(A run of records)
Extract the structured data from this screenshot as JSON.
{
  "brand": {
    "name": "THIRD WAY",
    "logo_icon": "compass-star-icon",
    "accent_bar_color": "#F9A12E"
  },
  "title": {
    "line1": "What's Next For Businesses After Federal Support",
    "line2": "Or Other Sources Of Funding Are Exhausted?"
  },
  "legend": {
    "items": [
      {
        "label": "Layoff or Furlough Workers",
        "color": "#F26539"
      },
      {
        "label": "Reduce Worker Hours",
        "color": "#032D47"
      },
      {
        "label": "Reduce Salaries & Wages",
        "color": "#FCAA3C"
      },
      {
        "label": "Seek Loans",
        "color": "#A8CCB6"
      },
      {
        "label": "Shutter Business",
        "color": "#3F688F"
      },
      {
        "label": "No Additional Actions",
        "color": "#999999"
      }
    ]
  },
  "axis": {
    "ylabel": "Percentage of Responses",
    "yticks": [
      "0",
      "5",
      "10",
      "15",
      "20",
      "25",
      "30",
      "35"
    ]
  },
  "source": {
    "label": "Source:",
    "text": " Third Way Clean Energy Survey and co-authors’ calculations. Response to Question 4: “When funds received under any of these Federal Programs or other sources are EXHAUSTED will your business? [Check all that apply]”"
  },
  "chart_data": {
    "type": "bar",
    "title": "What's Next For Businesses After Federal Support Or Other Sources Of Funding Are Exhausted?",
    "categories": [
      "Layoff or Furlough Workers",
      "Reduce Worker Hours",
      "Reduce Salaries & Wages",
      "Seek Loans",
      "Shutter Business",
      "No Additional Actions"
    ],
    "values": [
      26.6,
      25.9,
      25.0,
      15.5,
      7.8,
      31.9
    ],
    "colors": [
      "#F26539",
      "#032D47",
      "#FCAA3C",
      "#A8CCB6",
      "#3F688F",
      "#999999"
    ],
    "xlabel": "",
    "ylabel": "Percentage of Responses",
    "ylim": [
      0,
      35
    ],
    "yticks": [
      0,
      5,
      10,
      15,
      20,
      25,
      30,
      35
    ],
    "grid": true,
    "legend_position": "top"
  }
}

--

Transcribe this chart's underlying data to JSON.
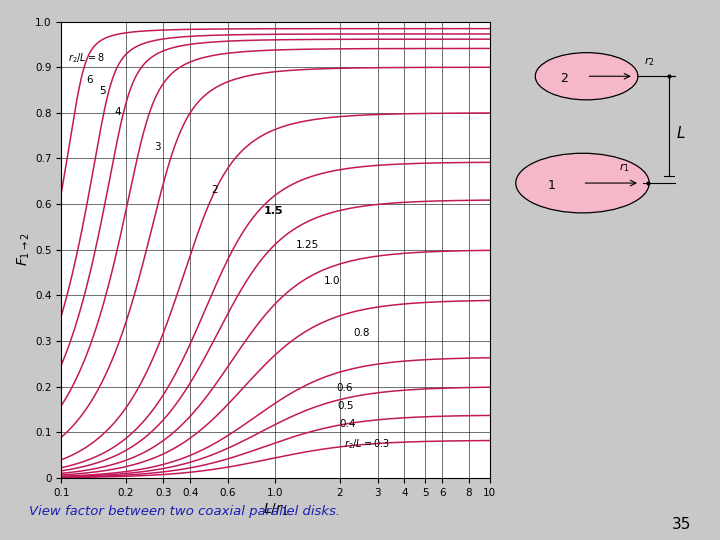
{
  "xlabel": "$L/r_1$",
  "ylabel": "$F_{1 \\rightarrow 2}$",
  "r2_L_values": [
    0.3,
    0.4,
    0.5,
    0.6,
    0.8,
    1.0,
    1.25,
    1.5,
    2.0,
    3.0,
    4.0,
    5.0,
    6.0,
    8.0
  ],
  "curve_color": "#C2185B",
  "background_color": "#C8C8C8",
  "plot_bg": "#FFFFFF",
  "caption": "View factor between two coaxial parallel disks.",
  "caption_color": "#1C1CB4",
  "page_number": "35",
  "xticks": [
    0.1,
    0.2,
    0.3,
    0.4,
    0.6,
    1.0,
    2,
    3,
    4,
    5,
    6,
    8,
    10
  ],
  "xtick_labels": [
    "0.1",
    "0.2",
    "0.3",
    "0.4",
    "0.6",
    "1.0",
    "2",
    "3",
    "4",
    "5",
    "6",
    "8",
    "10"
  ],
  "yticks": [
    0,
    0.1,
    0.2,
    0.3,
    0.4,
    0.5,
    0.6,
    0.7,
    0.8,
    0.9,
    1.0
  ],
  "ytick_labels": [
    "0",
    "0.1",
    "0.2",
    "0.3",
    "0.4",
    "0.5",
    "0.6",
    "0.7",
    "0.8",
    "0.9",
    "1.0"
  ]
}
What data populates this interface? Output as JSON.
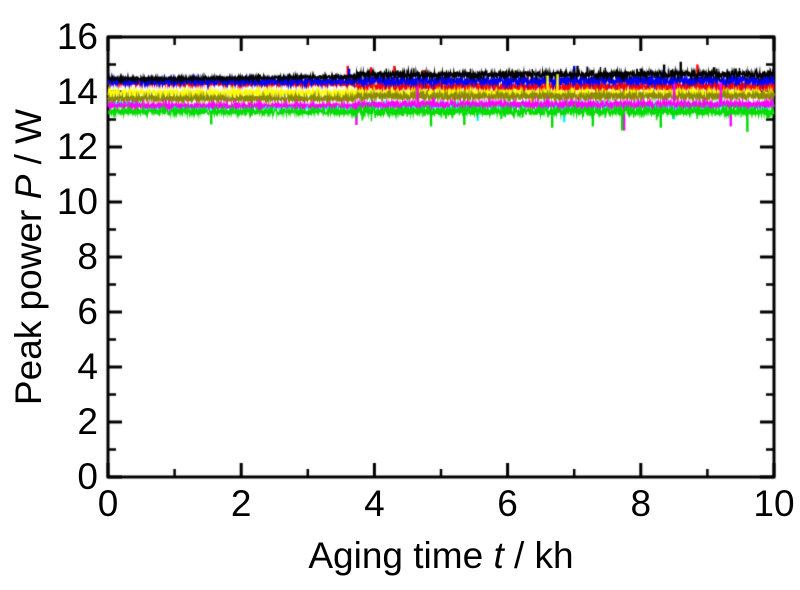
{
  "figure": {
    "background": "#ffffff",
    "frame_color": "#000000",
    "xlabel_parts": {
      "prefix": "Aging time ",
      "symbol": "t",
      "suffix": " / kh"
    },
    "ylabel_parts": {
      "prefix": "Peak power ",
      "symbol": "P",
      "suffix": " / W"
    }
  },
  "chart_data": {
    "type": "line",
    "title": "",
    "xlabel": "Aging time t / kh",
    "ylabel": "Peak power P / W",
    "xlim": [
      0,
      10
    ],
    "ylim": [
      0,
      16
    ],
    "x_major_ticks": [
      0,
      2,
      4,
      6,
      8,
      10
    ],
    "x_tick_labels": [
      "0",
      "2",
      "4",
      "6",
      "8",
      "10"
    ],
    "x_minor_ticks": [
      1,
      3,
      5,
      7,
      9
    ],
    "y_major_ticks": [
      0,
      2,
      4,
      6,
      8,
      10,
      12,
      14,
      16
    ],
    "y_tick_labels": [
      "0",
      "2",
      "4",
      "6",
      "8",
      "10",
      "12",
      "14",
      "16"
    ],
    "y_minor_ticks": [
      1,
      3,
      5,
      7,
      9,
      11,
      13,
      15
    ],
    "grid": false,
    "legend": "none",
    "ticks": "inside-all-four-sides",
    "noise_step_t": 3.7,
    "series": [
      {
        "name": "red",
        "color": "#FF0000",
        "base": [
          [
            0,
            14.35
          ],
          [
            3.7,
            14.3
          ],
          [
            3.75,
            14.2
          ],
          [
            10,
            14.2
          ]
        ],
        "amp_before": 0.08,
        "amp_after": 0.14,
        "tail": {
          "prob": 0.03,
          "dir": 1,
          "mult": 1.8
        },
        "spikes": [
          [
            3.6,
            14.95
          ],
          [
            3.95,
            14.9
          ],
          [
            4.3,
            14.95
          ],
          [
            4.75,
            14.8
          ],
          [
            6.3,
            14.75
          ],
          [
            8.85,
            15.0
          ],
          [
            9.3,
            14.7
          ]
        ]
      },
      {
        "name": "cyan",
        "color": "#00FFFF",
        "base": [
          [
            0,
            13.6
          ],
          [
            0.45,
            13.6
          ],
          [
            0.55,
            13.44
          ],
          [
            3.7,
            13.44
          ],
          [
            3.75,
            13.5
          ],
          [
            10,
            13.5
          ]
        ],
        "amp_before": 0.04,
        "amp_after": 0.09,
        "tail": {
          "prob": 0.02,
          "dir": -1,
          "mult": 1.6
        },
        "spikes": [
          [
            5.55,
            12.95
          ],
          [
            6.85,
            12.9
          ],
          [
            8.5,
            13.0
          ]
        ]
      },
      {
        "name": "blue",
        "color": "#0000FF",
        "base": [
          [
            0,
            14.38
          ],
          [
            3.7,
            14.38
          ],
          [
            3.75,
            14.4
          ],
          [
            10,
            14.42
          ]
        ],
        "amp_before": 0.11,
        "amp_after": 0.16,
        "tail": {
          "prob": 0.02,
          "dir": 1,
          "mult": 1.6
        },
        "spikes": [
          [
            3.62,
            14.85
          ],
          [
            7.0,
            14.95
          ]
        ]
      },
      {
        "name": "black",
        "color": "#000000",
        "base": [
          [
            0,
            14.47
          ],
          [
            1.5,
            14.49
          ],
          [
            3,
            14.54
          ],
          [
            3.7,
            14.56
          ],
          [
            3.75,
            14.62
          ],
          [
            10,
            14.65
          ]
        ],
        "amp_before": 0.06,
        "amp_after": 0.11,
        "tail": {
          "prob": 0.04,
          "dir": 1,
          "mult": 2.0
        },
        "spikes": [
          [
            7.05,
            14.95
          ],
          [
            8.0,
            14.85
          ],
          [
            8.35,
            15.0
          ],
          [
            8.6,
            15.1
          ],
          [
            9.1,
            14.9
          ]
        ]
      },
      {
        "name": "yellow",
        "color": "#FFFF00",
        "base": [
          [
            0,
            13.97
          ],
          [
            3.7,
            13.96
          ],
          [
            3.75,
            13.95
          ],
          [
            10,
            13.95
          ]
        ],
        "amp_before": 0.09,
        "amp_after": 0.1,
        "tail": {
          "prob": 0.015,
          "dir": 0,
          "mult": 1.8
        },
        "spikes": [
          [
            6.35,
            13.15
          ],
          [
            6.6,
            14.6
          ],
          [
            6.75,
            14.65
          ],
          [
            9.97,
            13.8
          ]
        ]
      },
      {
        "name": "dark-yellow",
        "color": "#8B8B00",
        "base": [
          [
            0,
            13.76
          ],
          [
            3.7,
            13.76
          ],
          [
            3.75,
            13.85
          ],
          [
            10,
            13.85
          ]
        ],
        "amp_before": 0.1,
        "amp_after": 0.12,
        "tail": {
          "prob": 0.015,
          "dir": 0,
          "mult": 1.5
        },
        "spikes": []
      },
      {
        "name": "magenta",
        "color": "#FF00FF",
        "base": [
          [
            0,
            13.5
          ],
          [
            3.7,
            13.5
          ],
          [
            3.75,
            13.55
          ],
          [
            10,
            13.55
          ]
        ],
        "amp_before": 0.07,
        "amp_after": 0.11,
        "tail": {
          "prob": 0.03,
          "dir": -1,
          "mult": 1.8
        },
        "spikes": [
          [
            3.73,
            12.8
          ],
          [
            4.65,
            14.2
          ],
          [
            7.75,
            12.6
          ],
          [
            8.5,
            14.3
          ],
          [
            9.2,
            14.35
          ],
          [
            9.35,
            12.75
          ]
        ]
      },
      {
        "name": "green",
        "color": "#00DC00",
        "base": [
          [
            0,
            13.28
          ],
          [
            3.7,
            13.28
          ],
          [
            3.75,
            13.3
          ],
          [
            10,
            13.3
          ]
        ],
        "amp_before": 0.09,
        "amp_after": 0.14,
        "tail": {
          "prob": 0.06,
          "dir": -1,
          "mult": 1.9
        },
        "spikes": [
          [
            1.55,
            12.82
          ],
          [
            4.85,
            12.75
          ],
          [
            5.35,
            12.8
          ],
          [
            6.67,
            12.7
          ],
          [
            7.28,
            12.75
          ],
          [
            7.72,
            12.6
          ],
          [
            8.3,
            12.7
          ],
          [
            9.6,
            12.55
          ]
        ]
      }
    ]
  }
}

- _Written task_: Count how many lines above carry the word "Businesses". Only the number is required.

- _Problem solution_: 2